** start of Excerpt to read **
How to Insure a Car With A Rebuilt Title
Matthew Collister
Updated August 26, 2021
4 Min Read

It’s often more difficult to insure a car with a rebuilt title, even though it’s legal to drive it on the road. In most cases, an insurance company will only provide liability coverage, and will refuse to offer comprehensive and collision coverage due to the risk of hidden and unrepaired damage. 

Several major insurers do sell policies for cars with rebuilt titles, however. The best way to find insurance for a rebuilt title car is to shop around.

What is a rebuilt title?

To understand why it’s more difficult to get insurance for a car with a rebuilt title, it may help to have a little background on the different types of titles.

A title is a document that’s issued by the state. It indicates proof of ownership and other important information about the vehicle. If you’ve ever been in the market for a used car or truck, you’ve likely noticed that some vehicle descriptions mention a specific type of title.
** end of Excerpt to read **
** start of Records **
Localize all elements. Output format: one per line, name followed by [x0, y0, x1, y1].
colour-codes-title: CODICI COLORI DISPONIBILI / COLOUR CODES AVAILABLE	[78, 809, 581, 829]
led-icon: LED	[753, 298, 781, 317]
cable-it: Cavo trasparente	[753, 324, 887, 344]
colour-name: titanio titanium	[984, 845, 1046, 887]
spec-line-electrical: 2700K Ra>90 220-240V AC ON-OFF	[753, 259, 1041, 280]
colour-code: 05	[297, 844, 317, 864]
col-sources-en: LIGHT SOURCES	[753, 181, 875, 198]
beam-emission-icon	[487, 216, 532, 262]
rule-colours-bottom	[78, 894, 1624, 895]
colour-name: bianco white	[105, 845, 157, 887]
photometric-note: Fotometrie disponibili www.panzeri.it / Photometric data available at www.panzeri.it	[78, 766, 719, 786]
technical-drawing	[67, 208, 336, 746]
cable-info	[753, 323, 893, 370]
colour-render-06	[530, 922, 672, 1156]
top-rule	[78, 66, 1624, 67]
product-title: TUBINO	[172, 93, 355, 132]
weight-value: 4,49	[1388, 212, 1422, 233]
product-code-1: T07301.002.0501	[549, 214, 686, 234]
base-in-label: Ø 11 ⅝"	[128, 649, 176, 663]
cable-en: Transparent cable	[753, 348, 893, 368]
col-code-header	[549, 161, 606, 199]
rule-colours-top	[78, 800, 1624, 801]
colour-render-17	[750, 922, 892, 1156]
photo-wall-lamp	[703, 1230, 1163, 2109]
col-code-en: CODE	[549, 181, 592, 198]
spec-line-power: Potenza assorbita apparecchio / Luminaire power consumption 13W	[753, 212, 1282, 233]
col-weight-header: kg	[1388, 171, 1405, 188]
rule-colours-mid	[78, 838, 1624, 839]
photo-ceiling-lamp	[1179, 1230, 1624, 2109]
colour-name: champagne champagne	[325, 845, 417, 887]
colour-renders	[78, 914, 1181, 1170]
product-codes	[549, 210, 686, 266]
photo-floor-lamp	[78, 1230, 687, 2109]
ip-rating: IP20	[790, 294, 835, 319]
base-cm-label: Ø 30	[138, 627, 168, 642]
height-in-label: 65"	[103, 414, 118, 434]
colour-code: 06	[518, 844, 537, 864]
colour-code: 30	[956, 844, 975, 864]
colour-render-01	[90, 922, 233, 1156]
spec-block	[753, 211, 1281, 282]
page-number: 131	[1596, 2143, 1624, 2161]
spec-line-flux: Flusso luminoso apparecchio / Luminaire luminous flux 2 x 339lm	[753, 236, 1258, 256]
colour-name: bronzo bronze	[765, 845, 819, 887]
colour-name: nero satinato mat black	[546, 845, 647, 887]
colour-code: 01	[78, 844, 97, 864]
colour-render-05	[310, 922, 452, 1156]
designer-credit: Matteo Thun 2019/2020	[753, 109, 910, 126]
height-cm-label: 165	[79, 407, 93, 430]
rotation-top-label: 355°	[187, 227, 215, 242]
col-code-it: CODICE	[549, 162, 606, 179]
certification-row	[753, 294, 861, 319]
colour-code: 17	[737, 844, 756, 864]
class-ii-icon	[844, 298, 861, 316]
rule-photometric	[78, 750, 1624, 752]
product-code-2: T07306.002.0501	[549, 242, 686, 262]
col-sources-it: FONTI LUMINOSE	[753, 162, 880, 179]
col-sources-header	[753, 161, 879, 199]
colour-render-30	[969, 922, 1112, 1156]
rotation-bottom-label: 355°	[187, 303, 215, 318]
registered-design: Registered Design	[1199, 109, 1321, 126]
** end of Records **
#### Tasks:
1: Output the passage of the rebuilt-title insurance article between "How to Insure" and "types of titles.", inclusive.
2: Name every type of insurance coverage mentioned in the rebuilt-title insurance article.
3: Take the article on insuring a car with a rebuilt title further, starting right after its last sentence.
The records aren't needed for any of this.

#### Answers for this exercise:
1:
How to Insure a Car With A Rebuilt Title
Matthew Collister
Updated August 26, 2021
4 Min Read

It’s often more difficult to insure a car with a rebuilt title, even though it’s legal to drive it on the road. In most cases, an insurance company will only provide liability coverage, and will refuse to offer comprehensive and collision coverage due to the risk of hidden and unrepaired damage. 

Several major insurers do sell policies for cars with rebuilt titles, however. The best way to find insurance for a rebuilt title car is to shop around.

What is a rebuilt title?

To understand why it’s more difficult to get insurance for a car with a rebuilt title, it may help to have a little background on the different types of titles.

2:
Liability coverage
Comprehensive coverage
Collision coverage

3:
There are multiple types of titles, including:  

  • Clean title — This means the car has never been totaled, and the odometer has never been rolled back. A brand new car will have a clean title. Most of the used cars you’ll see (even those that still have a lien against them) will have a clean title as well.
  • Salvage title — This means the car has been severely damaged and declared a “total loss” by an insurance company. A total loss means the cost to repair a car is higher than the car’s actual cash value. When this happens, the insurance company pays the owner a settlement and takes possession of the car. The car then loses its clean title and is issued a salvage title. Such a vehicle cannot legally be driven on the road, and in most cases can’t be registered. The insurance company may sell the car to another party to be scrapped/parted out or repaired and restored.
  • Rebuilt title — If a car with a salvage title is repaired and restored to a drivable condition, it may receive a rebuilt title. As part of this process, the owner needs to have the car inspected according to state guidelines to ensure it’s safe. Once the car passes inspection and receives a rebuilt title, it can be legally driven on the roads.

Once issued, a car will carry a rebuilt title for the rest of its useable life. There’s no chance it will ever again have a clean title. 

In many states, you can tell at a glance what type of title a car has. Clean titles are often printed on green paper, salvage titles on blue paper, and rebuilt titles on orange paper.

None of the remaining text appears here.